[Stored entries]
- - - -
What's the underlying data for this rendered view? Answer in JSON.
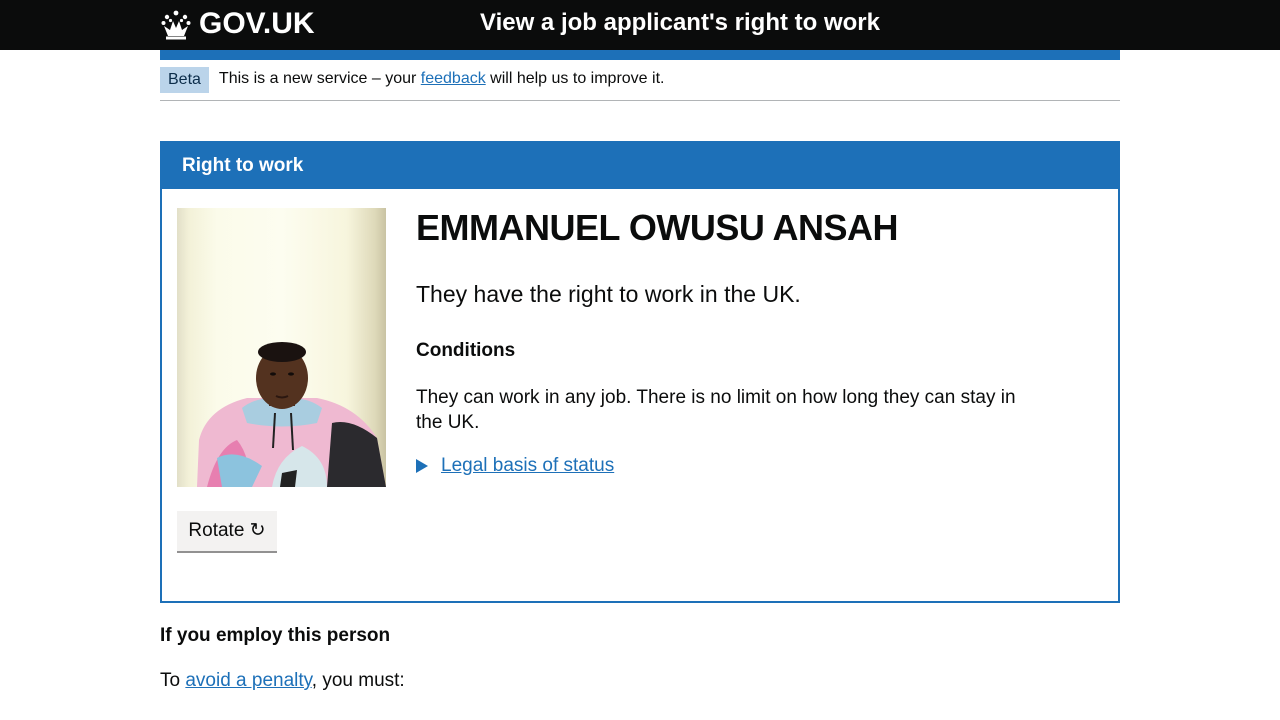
{
  "header": {
    "logo_text": "GOV.UK",
    "logo_icon": "crown-icon",
    "service_name": "View a job applicant's right to work"
  },
  "phase_banner": {
    "tag": "Beta",
    "text_before": "This is a new service – your ",
    "link": "feedback",
    "text_after": " will help us to improve it."
  },
  "panel": {
    "heading": "Right to work",
    "name": "EMMANUEL OWUSU ANSAH",
    "status": "They have the right to work in the UK.",
    "conditions_title": "Conditions",
    "conditions_text": "They can work in any job. There is no limit on how long they can stay in the UK.",
    "details_link": "Legal basis of status",
    "rotate_button": "Rotate ↻",
    "photo_icon": "applicant-photo"
  },
  "employ": {
    "title": "If you employ this person",
    "text_before": "To ",
    "link": "avoid a penalty",
    "text_after": ", you must:"
  },
  "colors": {
    "header_bg": "#0b0c0c",
    "brand_blue": "#1d70b8",
    "phase_tag_bg": "#bbd4ea"
  }
}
- - - -
### [SET PROBLEM]
Excluding the pictures, restate the records above word for word.

### [RESULT OF THE EXERCISE]
What's the underlying data for this rendered view? Answer in JSON.
{
  "header": {
    "logo_text": "GOV.UK",
    "logo_icon": "crown-icon",
    "service_name": "View a job applicant's right to work"
  },
  "phase_banner": {
    "tag": "Beta",
    "text_before": "This is a new service – your ",
    "link": "feedback",
    "text_after": " will help us to improve it."
  },
  "panel": {
    "heading": "Right to work",
    "name": "EMMANUEL OWUSU ANSAH",
    "status": "They have the right to work in the UK.",
    "conditions_title": "Conditions",
    "conditions_text": "They can work in any job. There is no limit on how long they can stay in the UK.",
    "details_link": "Legal basis of status",
    "rotate_button": "Rotate ↻",
    "photo_icon": "applicant-photo"
  },
  "employ": {
    "title": "If you employ this person",
    "text_before": "To ",
    "link": "avoid a penalty",
    "text_after": ", you must:"
  },
  "colors": {
    "header_bg": "#0b0c0c",
    "brand_blue": "#1d70b8",
    "phase_tag_bg": "#bbd4ea"
  }
}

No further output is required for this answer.